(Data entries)

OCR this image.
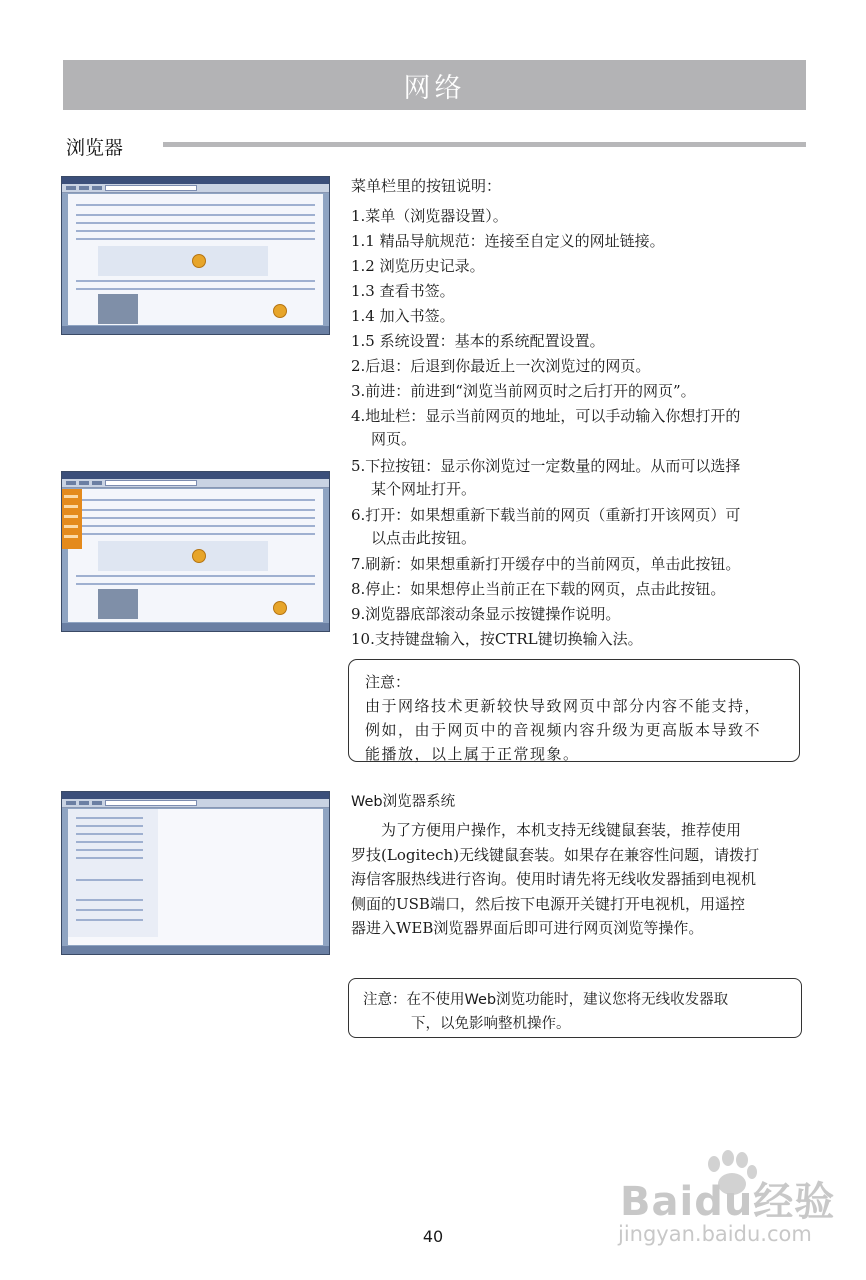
网络
浏览器
菜单栏里的按钮说明：
1.菜单（浏览器设置）。
1.1 精品导航规范：连接至自定义的网址链接。
1.2 浏览历史记录。
1.3 查看书签。
1.4 加入书签。
1.5 系统设置：基本的系统配置设置。
2.后退：后退到你最近上一次浏览过的网页。
3.前进：前进到“浏览当前网页时之后打开的网页”。
4.地址栏：显示当前网页的地址，可以手动输入你想打开的
网页。
5.下拉按钮：显示你浏览过一定数量的网址。从而可以选择
某个网址打开。
6.打开：如果想重新下载当前的网页（重新打开该网页）可
以点击此按钮。
7.刷新：如果想重新打开缓存中的当前网页，单击此按钮。
8.停止：如果想停止当前正在下载的网页，点击此按钮。
9.浏览器底部滚动条显示按键操作说明。
10.支持键盘输入，按CTRL键切换输入法。
注意：
由于网络技术更新较快导致网页中部分内容不能支持，
例如，由于网页中的音视频内容升级为更高版本导致不
能播放，以上属于正常现象。
Web浏览器系统

为了方便用户操作，本机支持无线键鼠套装，推荐使用

罗技(Logitech)无线键鼠套装。如果存在兼容性问题，请拨打

海信客服热线进行咨询。使用时请先将无线收发器插到电视机

侧面的USB端口，然后按下电源开关键打开电视机，用遥控

器进入WEB浏览器界面后即可进行网页浏览等操作。

注意：在不使用Web浏览功能时，建议您将无线收发器取
下，以免影响整机操作。
Baidu经验
jingyan.baidu.com
40
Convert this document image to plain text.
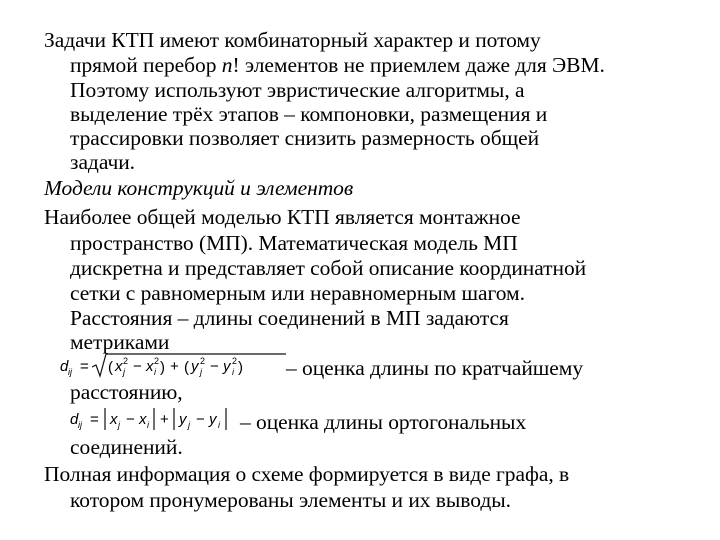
Задачи КТП имеют комбинаторный характер и потому
прямой перебор n! элементов не приемлем даже для ЭВМ.
Поэтому используют эвристические алгоритмы, а
выделение трёх этапов – компоновки, размещения и
трассировки позволяет снизить размерность общей
задачи.
Модели конструкций и элементов
Наиболее общей моделью КТП является монтажное
пространство (МП). Математическая модель МП
дискретна и представляет собой описание координатной
сетки с равномерным или неравномерным шагом.
Расстояния – длины соединений в МП задаются
метриками
d ij = ( x 2
j − x 2
i ) + ( y 2
j − y 2
i ) – оценка длины по кратчайшему
расстоянию,
d ij = x j − x i + y j − y i – оценка длины ортогональных
соединений.
Полная информация о схеме формируется в виде графа, в
котором пронумерованы элементы и их выводы.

#### TASK DESCRIPTION
Identify the lines in the entries that hold "соединений" and return each one.

#### FULL RESPONSE
Расстояния – длины соединений в МП задаются
соединений.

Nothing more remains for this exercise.